According to the suggestion, we have added heat maps with supervised clustering (e.g., recurrence vs. non-recurrence) as Supplemental Figure 2, where 50 relevant miRNAs (selected by the procedure in Section 2.5) were used in each case for the sake of clearer visualization. We have also added a sentence on it in the latter part of Section 2.5. However, it is difficult to see clear tendencies discriminating positive and negative samples from the heat maps. Therefore, we think that Figures 2 and 3 are still useful.
(7) Could you clarify if the analysis of miRNAs in liver and exosomes was performed in matching patients, and the conclusions of a same pattern was drawn from those match (i.e. the same patient suffer a decrease in the liver and in circulating miRNAs) I miss a final summary of the proposed miRNA panel for each prediction.
> Since there are only a few cases with both serum and liver samples, it is difficult to perform an analysis on this dataset. We would like to consider adding more samples in the future.
(8) I will suggest present a a roc curve for each panel. Pag 10 line 268… looks like a paragraph from some draft version?
> As mentioned in the response to Comment (2), we have added ROC curves as Supplemental Figure 1. Low accuracy results of the permutation test (compared with cross validation accuracies) suggest that the possibility of overfitting is low.

*COMPLETE THE FOLLOWING:*
1) Copy from the miRNA review response the part that begins with the words containing "(7) Could you" and ends with "overfitting is low.".
2) Continue the miRNA review response from where it stops.

*RECORD EXTRACTS:*
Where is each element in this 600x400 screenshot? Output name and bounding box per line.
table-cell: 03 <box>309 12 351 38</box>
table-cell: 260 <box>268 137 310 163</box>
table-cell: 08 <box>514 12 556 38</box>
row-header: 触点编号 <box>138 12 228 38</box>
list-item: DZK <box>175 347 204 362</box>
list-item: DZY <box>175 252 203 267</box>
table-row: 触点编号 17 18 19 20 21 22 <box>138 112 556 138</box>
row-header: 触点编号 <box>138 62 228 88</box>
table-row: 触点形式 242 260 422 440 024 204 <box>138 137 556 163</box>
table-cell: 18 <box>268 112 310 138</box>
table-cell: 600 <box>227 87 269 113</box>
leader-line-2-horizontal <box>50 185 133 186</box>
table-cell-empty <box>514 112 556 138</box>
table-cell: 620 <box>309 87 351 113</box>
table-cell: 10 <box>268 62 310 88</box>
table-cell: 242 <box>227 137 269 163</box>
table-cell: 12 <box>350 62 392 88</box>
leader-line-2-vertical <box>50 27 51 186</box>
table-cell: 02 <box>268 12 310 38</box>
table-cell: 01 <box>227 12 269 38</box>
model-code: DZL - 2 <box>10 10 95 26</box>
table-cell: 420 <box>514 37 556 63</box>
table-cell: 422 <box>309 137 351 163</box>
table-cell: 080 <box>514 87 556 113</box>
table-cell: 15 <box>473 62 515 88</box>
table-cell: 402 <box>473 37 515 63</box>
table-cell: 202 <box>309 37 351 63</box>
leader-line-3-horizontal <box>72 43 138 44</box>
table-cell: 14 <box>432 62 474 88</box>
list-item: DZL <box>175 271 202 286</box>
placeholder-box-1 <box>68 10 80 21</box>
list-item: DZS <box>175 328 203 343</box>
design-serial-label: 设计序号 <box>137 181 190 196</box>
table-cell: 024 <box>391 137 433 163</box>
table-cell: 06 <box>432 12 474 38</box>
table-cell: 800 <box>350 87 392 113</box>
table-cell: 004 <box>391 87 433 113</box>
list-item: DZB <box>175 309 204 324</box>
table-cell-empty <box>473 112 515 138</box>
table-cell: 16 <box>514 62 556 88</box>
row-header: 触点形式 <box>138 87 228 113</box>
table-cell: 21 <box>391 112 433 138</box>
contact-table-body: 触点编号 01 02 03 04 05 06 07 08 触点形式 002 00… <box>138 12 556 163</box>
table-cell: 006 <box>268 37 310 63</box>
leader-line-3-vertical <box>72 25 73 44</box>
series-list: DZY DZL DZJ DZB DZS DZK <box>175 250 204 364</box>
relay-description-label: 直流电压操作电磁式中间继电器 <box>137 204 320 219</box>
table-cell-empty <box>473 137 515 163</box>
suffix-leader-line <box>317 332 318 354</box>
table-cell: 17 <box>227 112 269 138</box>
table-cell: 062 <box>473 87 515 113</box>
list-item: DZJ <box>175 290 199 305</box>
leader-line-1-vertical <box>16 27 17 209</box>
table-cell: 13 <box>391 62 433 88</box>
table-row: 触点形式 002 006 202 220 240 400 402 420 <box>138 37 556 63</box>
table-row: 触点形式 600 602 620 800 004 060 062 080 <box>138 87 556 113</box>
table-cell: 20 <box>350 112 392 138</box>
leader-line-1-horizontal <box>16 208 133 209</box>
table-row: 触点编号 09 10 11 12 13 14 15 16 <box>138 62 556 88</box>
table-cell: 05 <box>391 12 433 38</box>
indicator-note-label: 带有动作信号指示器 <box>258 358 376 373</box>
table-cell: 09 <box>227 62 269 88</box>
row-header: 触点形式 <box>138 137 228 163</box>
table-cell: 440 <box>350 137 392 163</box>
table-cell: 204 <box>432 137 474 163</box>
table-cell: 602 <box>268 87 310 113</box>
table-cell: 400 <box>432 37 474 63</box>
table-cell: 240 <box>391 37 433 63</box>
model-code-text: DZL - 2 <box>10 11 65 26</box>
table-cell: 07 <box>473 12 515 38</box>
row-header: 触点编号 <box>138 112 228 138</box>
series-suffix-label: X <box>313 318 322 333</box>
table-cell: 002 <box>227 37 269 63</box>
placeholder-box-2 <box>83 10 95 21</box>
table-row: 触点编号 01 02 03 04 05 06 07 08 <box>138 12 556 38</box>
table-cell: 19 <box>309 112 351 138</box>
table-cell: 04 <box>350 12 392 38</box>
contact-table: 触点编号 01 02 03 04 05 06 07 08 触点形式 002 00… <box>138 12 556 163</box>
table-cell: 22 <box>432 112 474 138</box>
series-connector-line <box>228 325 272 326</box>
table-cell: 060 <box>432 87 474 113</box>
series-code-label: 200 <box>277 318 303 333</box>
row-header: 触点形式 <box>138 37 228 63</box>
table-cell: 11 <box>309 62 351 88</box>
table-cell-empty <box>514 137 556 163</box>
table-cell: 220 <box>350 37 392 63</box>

*EXPECTED RESULTS:*
1)
(7) Could you clarify if the analysis of miRNAs in liver and exosomes was performed in matching patients, and the conclusions of a same pattern was drawn from those match (i.e. the same patient suffer a decrease in the liver and in circulating miRNAs) I miss a final summary of the proposed miRNA panel for each prediction.
> Since there are only a few cases with both serum and liver samples, it is difficult to perform an analysis on this dataset. We would like to consider adding more samples in the future.
(8) I will suggest present a a roc curve for each panel. Pag 10 line 268… looks like a paragraph from some draft version?
> As mentioned in the response to Comment (2), we have added ROC curves as Supplemental Figure 1. Low accuracy results of the permutation test (compared with cross validation accuracies) suggest that the possibility of overfitting is low.

2)
(9) I did not completely understand the comparison between liver and circulating miRNAs. Among the miRNAs that are valuable as predictor, you just choose those which change in the same direction in exosomes and liver. However, opposite tendencies between EVs and liver had been observed (miR122 is a notorious example). Actually, the 4 that you analyzed seems to be not much different either circulating or in the liver. You finally proposed some genes that may be related to the miRNAs that you selected. How is the expression of those genes in the liver? If you could not check yourselves, you certainly can access expression databases to see how is the expression of those genes in HCC. In the discussion, it can be compared the miRNAs selected in this work with previous panels of circulating miRNAs found in other studies for HCC recurrence.
>As the reviewer pointed out, the difference in the expression of microRNA selected this time between carcinogenic and non-carcinogenic cases is not very large. In order to clarify the significance of microRNA used for carcinogenesis prediction, we tried to compare circulating microRNA with microRNA in liver tissue. Figure 5 summarizes the relationship between microRNAs, target genes, and biological functions. However, hsa-miR-6826-3p and hsa-miR-762, which were used to predict carcinogenesis at the present time, were searched in databases, etc., but information on target genes and functions could not be obtained.
Round 2
Reviewer 1 Report
Authors answered most of reviewer's comments and have improtved the quality and importance of the manuscirpt. Thus, I do not have further comments.